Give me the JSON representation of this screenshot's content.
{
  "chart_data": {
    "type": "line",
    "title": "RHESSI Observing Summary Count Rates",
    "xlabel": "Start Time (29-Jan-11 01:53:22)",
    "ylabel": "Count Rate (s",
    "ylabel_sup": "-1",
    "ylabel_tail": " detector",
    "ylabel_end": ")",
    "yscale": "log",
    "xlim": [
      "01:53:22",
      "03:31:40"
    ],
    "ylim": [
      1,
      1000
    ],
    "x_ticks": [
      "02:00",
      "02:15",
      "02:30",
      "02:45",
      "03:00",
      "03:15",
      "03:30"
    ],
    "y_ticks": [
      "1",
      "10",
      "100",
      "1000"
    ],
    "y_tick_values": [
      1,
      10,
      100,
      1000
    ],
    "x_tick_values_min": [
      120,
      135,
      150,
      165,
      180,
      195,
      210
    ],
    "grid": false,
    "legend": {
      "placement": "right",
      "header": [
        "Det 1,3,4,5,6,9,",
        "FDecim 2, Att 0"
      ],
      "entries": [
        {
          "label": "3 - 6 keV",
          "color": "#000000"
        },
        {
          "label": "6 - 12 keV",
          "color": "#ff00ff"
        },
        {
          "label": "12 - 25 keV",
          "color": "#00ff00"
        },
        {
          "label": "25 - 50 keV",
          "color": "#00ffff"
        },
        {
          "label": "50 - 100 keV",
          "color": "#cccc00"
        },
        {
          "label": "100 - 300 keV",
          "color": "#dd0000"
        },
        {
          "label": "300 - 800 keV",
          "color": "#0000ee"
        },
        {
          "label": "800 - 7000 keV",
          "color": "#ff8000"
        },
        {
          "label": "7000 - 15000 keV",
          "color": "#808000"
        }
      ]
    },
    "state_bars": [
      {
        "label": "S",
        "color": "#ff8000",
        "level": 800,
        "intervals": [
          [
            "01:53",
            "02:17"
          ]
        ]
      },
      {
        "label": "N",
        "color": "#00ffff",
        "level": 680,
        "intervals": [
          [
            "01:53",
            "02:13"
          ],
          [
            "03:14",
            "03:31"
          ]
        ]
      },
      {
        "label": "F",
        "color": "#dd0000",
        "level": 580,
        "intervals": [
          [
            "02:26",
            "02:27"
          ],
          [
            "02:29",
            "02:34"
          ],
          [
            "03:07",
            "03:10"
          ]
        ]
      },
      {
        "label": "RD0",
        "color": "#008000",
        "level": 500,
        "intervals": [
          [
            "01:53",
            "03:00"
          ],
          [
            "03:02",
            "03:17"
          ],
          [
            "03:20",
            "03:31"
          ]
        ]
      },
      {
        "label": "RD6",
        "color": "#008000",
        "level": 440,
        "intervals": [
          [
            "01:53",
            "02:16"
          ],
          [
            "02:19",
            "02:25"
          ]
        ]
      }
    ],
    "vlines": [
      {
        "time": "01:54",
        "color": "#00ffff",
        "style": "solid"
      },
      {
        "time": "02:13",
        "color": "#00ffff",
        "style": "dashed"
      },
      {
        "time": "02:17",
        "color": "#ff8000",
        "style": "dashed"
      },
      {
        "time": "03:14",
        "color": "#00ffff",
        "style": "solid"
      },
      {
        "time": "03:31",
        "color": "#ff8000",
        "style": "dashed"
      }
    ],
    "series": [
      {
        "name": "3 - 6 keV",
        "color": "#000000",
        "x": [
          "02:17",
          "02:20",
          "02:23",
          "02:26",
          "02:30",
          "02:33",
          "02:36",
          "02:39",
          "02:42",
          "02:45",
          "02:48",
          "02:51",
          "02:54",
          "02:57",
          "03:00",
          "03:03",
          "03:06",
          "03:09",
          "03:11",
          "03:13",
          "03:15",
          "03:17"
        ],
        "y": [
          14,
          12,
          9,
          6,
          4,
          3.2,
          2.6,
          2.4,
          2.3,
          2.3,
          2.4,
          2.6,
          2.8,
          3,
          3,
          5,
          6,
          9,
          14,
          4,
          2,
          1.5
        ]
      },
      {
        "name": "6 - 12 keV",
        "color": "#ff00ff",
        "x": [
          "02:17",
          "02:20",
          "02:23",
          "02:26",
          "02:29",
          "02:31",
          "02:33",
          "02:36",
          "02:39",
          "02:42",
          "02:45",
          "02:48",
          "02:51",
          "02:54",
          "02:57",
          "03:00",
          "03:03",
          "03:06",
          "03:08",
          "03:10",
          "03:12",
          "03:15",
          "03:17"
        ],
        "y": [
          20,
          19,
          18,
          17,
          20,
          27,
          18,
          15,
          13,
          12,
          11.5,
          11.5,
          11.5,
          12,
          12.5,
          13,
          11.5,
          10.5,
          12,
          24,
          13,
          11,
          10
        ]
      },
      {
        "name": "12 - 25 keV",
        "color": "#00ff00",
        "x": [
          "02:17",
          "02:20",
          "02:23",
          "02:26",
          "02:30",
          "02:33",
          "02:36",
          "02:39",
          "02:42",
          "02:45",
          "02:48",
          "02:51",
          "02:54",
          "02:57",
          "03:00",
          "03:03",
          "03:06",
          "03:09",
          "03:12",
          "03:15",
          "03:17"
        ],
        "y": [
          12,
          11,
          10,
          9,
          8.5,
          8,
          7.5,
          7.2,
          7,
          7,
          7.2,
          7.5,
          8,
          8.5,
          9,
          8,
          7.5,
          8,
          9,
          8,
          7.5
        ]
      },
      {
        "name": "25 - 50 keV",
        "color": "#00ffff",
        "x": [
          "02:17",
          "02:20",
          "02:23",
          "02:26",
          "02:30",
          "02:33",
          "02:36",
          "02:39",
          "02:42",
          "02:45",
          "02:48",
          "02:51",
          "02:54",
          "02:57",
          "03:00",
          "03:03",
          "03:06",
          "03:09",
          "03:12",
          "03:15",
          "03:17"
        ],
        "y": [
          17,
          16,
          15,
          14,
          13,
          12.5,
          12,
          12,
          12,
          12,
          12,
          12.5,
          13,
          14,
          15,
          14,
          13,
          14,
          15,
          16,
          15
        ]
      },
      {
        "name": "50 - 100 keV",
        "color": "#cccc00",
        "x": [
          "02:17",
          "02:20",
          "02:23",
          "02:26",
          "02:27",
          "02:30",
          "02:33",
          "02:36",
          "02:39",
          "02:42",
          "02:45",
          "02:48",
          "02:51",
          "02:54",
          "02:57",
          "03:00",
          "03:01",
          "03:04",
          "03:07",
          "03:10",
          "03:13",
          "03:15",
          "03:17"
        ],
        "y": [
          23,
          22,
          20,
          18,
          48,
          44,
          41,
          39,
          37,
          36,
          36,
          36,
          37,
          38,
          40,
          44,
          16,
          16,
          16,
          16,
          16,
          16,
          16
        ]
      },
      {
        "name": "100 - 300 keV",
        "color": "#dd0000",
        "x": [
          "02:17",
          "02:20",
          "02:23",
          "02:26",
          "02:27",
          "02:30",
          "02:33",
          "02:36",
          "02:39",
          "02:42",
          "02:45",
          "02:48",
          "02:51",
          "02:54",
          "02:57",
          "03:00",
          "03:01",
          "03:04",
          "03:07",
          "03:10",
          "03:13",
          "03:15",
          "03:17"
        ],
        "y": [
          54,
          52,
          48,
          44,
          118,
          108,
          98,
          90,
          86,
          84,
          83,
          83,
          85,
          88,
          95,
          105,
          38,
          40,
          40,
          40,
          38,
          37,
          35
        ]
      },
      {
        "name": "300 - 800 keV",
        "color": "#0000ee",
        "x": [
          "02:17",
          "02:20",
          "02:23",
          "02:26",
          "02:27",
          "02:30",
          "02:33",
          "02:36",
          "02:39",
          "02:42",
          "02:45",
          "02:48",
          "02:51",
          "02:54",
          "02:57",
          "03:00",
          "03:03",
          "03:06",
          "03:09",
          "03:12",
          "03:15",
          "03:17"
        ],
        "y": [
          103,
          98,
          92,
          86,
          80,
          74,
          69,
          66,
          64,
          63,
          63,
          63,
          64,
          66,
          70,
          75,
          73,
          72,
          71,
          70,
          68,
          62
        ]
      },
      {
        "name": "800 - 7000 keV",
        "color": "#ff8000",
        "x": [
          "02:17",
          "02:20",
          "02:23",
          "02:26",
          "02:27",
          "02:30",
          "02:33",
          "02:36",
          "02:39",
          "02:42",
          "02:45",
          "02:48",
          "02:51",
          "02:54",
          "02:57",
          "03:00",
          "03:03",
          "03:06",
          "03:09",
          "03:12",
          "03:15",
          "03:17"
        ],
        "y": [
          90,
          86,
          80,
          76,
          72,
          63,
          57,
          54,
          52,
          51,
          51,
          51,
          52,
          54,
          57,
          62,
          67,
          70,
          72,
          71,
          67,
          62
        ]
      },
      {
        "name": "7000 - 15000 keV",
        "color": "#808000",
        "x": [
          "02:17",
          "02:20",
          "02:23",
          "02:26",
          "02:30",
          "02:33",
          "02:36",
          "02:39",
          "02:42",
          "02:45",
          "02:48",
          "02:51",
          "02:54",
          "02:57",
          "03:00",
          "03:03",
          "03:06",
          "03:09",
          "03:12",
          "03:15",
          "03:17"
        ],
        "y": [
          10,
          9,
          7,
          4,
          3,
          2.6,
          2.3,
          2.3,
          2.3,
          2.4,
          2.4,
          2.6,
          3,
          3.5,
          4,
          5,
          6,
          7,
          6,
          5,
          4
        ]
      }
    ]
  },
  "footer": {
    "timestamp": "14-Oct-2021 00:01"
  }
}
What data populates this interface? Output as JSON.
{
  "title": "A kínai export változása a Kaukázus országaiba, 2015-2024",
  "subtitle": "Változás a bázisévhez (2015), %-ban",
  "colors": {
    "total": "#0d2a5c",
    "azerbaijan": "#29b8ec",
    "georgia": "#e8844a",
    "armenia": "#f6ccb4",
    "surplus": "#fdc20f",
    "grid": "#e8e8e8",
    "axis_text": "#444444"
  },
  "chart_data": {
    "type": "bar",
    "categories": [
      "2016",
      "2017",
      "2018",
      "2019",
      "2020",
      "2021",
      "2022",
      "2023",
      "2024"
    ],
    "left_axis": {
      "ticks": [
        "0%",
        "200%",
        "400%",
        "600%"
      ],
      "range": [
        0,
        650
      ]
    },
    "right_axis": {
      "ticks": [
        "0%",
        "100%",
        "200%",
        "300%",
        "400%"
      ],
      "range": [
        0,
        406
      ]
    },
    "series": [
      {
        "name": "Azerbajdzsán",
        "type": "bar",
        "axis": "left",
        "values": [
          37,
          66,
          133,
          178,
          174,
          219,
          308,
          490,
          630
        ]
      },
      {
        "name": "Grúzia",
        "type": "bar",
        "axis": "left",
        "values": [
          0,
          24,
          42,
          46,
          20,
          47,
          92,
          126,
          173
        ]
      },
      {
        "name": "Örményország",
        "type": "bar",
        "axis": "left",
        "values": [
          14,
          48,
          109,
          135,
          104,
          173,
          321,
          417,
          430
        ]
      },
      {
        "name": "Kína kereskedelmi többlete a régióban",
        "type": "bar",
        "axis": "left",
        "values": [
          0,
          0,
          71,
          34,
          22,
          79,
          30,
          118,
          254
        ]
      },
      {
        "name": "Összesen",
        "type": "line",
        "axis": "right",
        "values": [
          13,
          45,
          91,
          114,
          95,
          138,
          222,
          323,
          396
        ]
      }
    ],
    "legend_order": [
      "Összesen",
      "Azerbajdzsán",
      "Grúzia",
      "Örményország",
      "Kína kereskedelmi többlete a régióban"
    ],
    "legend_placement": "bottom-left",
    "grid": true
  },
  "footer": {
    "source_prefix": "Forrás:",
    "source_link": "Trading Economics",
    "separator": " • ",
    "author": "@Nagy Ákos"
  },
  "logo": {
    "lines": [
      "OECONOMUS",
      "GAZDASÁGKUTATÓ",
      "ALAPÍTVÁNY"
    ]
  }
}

+---+

Using the listing above, return all lines where the word "this" occurs.

Give me the JSON representation of this screenshot's content.
What data populates this interface? Output as JSON.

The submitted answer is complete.